━━━ Provided data ━━━
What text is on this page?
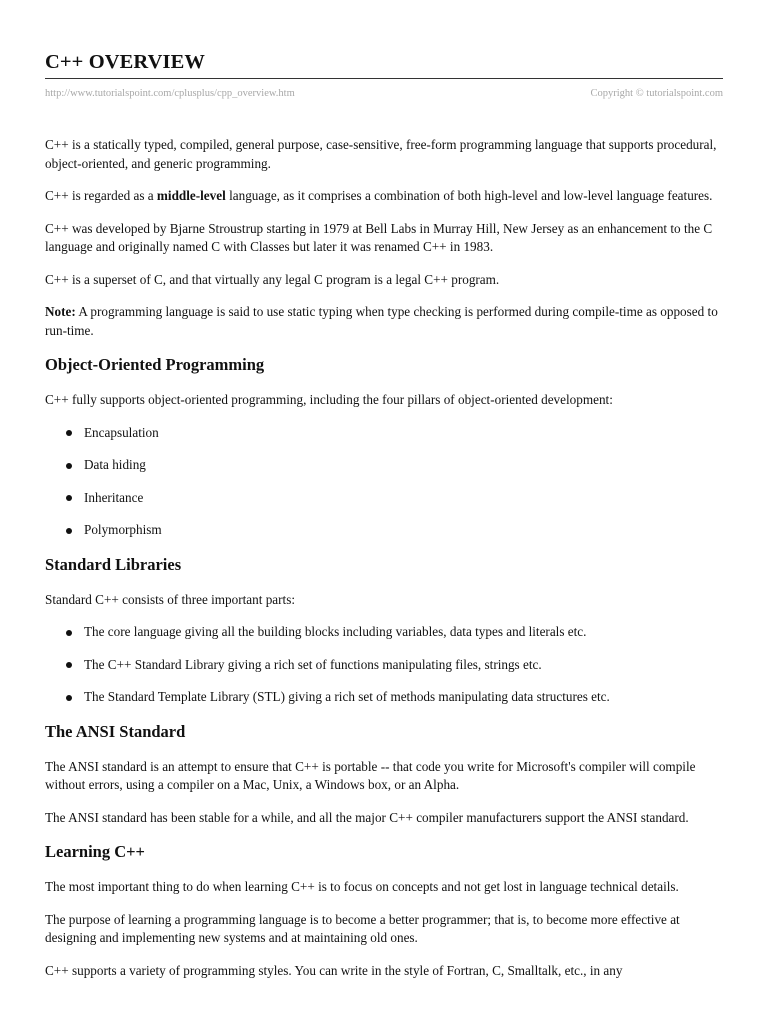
C++ OVERVIEW
http://www.tutorialspoint.com/cplusplus/cpp_overview.htm	Copyright © tutorialspoint.com

C++ is a statically typed, compiled, general purpose, case-sensitive, free-form programming language that supports procedural, object-oriented, and generic programming.

C++ is regarded as a middle-level language, as it comprises a combination of both high-level and low-level language features.

C++ was developed by Bjarne Stroustrup starting in 1979 at Bell Labs in Murray Hill, New Jersey as an enhancement to the C language and originally named C with Classes but later it was renamed C++ in 1983.

C++ is a superset of C, and that virtually any legal C program is a legal C++ program.

Note: A programming language is said to use static typing when type checking is performed during compile-time as opposed to run-time.

Object-Oriented Programming

C++ fully supports object-oriented programming, including the four pillars of object-oriented development:

Encapsulation
Data hiding
Inheritance
Polymorphism
Standard Libraries

Standard C++ consists of three important parts:

The core language giving all the building blocks including variables, data types and literals etc.
The C++ Standard Library giving a rich set of functions manipulating files, strings etc.
The Standard Template Library (STL) giving a rich set of methods manipulating data structures etc.
The ANSI Standard

The ANSI standard is an attempt to ensure that C++ is portable -- that code you write for Microsoft's compiler will compile without errors, using a compiler on a Mac, Unix, a Windows box, or an Alpha.

The ANSI standard has been stable for a while, and all the major C++ compiler manufacturers support the ANSI standard.

Learning C++

The most important thing to do when learning C++ is to focus on concepts and not get lost in language technical details.

The purpose of learning a programming language is to become a better programmer; that is, to become more effective at designing and implementing new systems and at maintaining old ones.

C++ supports a variety of programming styles. You can write in the style of Fortran, C, Smalltalk, etc., in any
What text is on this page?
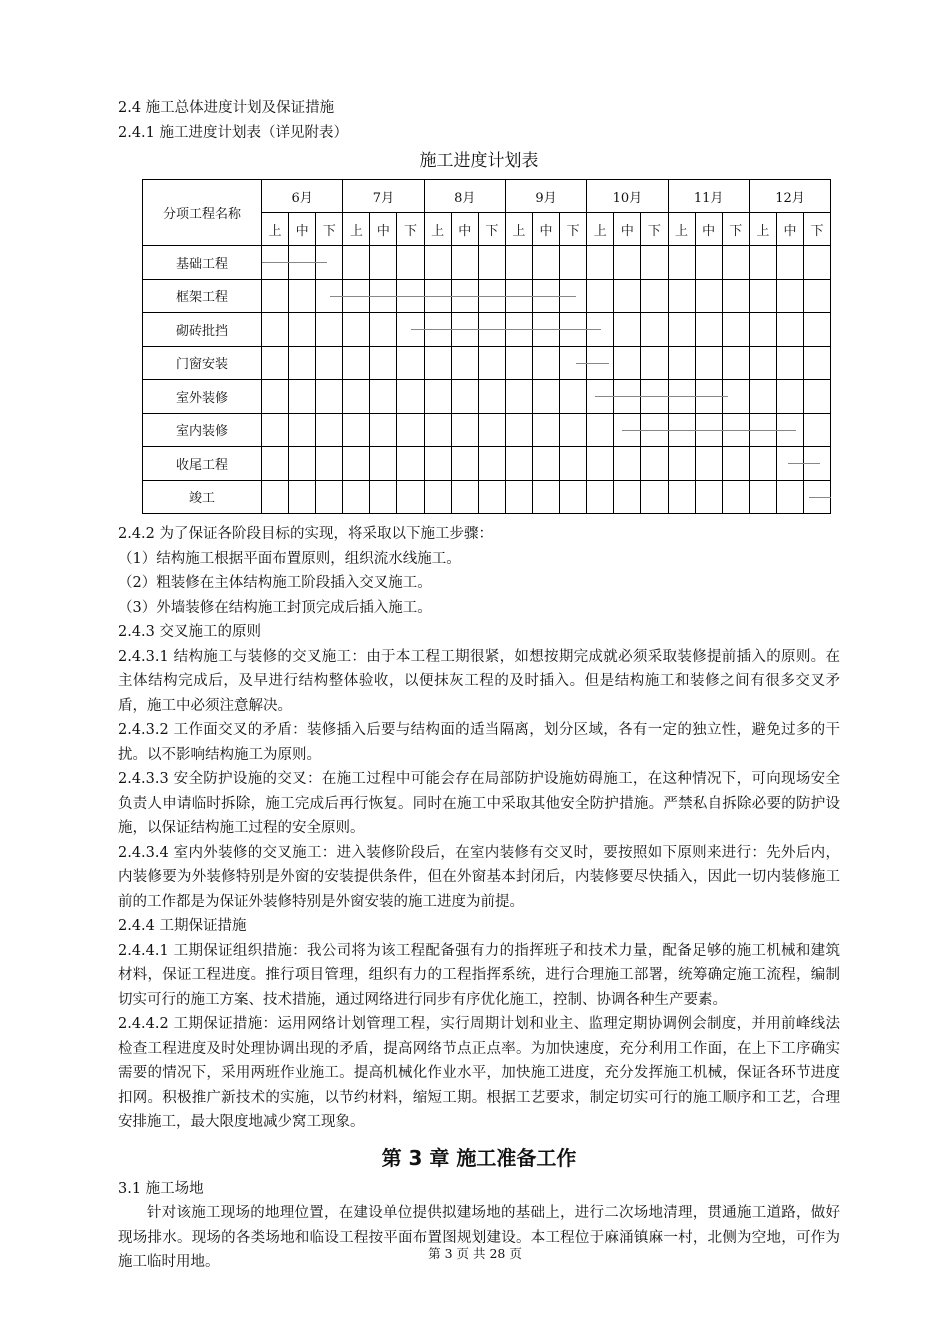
2.4 施工总体进度计划及保证措施
2.4.1 施工进度计划表（详见附表）
施工进度计划表
分项工程名称	6月			7月			8月			9月			10月			11月			12月		
	上	中	下	上	中	下	上	中	下	上	中	下	上	中	下	上	中	下	上	中	下
基础工程	

框架工程	

砌砖批挡	

门窗安装	

室外装修	

室内装修	

收尾工程	

竣工	

2.4.2 为了保证各阶段目标的实现，将采取以下施工步骤：
（1）结构施工根据平面布置原则，组织流水线施工。
（2）粗装修在主体结构施工阶段插入交叉施工。
（3）外墙装修在结构施工封顶完成后插入施工。
2.4.3 交叉施工的原则
2.4.3.1 结构施工与装修的交叉施工：由于本工程工期很紧，如想按期完成就必须采取装修提前插入的原则。在主体结构完成后，及早进行结构整体验收，以便抹灰工程的及时插入。但是结构施工和装修之间有很多交叉矛盾，施工中必须注意解决。
2.4.3.2 工作面交叉的矛盾：装修插入后要与结构面的适当隔离，划分区域，各有一定的独立性，避免过多的干扰。以不影响结构施工为原则。
2.4.3.3 安全防护设施的交叉：在施工过程中可能会存在局部防护设施妨碍施工，在这种情况下，可向现场安全负责人申请临时拆除，施工完成后再行恢复。同时在施工中采取其他安全防护措施。严禁私自拆除必要的防护设施，以保证结构施工过程的安全原则。
2.4.3.4 室内外装修的交叉施工：进入装修阶段后，在室内装修有交叉时，要按照如下原则来进行：先外后内，内装修要为外装修特别是外窗的安装提供条件，但在外窗基本封闭后，内装修要尽快插入，因此一切内装修施工前的工作都是为保证外装修特别是外窗安装的施工进度为前提。
2.4.4 工期保证措施
2.4.4.1 工期保证组织措施：我公司将为该工程配备强有力的指挥班子和技术力量，配备足够的施工机械和建筑材料，保证工程进度。推行项目管理，组织有力的工程指挥系统，进行合理施工部署，统筹确定施工流程，编制切实可行的施工方案、技术措施，通过网络进行同步有序优化施工，控制、协调各种生产要素。
2.4.4.2 工期保证措施：运用网络计划管理工程，实行周期计划和业主、监理定期协调例会制度，并用前峰线法检查工程进度及时处理协调出现的矛盾，提高网络节点正点率。为加快速度，充分利用工作面，在上下工序确实需要的情况下，采用两班作业施工。提高机械化作业水平，加快施工进度，充分发挥施工机械，保证各环节进度扣网。积极推广新技术的实施，以节约材料，缩短工期。根据工艺要求，制定切实可行的施工顺序和工艺，合理安排施工，最大限度地减少窝工现象。
第 3 章 施工准备工作
3.1 施工场地
针对该施工现场的地理位置，在建设单位提供拟建场地的基础上，进行二次场地清理，贯通施工道路，做好现场排水。现场的各类场地和临设工程按平面布置图规划建设。本工程位于麻涌镇麻一村，北侧为空地，可作为施工临时用地。
第 3 页 共 28 页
━━━
## What is required
Copy every line above that holds the word "Library".

## The result
The C++ Standard Library giving a rich set of functions manipulating files, strings etc.
The Standard Template Library (STL) giving a rich set of methods manipulating data structures etc.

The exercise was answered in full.